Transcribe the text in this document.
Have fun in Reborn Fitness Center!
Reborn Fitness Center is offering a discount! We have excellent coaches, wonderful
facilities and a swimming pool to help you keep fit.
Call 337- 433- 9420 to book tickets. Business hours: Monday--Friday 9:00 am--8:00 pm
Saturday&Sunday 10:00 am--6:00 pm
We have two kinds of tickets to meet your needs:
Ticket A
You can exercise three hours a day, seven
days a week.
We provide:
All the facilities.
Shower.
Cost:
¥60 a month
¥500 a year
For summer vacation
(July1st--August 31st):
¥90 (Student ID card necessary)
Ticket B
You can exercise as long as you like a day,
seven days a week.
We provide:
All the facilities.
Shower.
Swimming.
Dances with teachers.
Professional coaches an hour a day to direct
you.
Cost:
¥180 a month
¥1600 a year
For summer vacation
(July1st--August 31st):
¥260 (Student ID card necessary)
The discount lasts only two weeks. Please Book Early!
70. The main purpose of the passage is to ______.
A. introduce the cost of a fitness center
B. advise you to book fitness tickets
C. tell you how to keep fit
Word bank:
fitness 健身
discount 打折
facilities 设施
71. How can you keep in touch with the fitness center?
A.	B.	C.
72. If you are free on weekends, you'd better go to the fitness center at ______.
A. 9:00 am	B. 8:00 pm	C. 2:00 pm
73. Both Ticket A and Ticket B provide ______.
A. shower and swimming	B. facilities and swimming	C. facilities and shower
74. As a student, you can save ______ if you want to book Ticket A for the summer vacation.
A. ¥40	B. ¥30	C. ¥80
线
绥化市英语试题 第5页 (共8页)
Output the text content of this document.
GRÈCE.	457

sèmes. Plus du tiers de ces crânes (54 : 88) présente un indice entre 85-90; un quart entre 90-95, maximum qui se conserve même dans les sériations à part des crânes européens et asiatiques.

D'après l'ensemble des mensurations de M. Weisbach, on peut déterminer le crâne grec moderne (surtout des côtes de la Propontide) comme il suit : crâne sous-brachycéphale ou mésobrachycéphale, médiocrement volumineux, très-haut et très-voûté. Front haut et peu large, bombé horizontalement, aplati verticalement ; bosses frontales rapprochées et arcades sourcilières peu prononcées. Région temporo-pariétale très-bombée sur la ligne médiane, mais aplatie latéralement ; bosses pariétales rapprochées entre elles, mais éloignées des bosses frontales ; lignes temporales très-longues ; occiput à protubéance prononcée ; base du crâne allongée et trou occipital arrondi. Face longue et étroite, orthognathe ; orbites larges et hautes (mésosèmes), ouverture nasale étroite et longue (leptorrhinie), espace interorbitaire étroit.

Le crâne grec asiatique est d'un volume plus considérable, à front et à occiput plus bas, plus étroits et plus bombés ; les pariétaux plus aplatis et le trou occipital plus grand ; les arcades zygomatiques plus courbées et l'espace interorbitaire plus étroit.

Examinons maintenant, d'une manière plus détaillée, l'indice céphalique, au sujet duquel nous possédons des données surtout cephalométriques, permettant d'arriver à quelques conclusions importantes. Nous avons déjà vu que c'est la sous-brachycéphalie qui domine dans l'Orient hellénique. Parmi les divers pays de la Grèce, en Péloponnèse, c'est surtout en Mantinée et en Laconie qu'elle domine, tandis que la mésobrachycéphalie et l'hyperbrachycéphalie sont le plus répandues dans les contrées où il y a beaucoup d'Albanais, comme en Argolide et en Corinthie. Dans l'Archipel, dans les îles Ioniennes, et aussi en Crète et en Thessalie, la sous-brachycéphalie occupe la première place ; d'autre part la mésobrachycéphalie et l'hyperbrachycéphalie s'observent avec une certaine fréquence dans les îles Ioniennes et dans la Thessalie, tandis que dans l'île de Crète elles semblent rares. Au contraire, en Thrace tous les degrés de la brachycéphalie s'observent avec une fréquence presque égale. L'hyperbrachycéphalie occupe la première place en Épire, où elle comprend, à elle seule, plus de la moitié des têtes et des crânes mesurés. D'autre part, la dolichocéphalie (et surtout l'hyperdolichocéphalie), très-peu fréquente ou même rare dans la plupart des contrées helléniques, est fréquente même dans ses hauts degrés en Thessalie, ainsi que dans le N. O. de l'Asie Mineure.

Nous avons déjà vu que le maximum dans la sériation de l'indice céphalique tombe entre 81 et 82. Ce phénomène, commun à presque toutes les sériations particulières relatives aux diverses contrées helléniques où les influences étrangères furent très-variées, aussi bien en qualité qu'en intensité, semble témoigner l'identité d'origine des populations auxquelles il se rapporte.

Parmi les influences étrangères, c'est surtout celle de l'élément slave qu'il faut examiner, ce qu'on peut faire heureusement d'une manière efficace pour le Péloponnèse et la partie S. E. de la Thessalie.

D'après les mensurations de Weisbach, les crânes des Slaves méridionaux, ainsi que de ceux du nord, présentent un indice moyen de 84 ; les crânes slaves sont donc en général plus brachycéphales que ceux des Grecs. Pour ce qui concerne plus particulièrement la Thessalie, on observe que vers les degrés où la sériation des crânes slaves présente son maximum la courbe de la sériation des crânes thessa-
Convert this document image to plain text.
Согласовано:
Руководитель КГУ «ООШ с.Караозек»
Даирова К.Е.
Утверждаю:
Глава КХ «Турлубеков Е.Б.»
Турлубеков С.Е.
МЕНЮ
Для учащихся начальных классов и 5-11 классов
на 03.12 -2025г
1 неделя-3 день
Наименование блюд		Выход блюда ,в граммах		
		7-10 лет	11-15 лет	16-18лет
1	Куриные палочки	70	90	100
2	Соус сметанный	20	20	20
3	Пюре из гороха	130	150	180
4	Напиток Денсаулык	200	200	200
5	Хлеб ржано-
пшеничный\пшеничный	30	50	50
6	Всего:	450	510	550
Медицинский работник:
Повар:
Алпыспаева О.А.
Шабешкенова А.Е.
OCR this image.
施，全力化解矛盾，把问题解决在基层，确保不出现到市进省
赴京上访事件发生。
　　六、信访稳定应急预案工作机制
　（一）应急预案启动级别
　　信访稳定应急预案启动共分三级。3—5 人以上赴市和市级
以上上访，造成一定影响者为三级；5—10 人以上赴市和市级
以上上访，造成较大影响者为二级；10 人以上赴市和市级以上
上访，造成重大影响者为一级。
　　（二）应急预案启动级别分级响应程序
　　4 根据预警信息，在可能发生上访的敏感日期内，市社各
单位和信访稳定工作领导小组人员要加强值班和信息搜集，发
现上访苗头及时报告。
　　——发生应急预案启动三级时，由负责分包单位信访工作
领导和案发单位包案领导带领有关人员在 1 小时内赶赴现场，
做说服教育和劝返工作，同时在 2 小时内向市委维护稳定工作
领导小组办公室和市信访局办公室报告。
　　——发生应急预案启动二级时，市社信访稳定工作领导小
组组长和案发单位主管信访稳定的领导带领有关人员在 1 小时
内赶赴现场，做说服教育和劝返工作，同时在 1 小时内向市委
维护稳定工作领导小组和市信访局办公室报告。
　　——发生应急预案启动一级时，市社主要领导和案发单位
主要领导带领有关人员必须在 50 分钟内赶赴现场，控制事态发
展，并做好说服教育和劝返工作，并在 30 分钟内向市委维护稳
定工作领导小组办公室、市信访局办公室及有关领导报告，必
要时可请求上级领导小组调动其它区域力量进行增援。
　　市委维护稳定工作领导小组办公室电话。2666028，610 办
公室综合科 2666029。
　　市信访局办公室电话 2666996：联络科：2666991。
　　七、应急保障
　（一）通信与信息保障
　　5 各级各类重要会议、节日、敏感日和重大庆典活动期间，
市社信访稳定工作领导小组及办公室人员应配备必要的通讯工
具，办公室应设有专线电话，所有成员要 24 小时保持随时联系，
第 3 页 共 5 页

## WHAT THE EXERCISE ASKS
Among the lines of the listing, how many hold the string "discount"? Respond with only the number.

## RESULT FOR THIS EXERCISE
3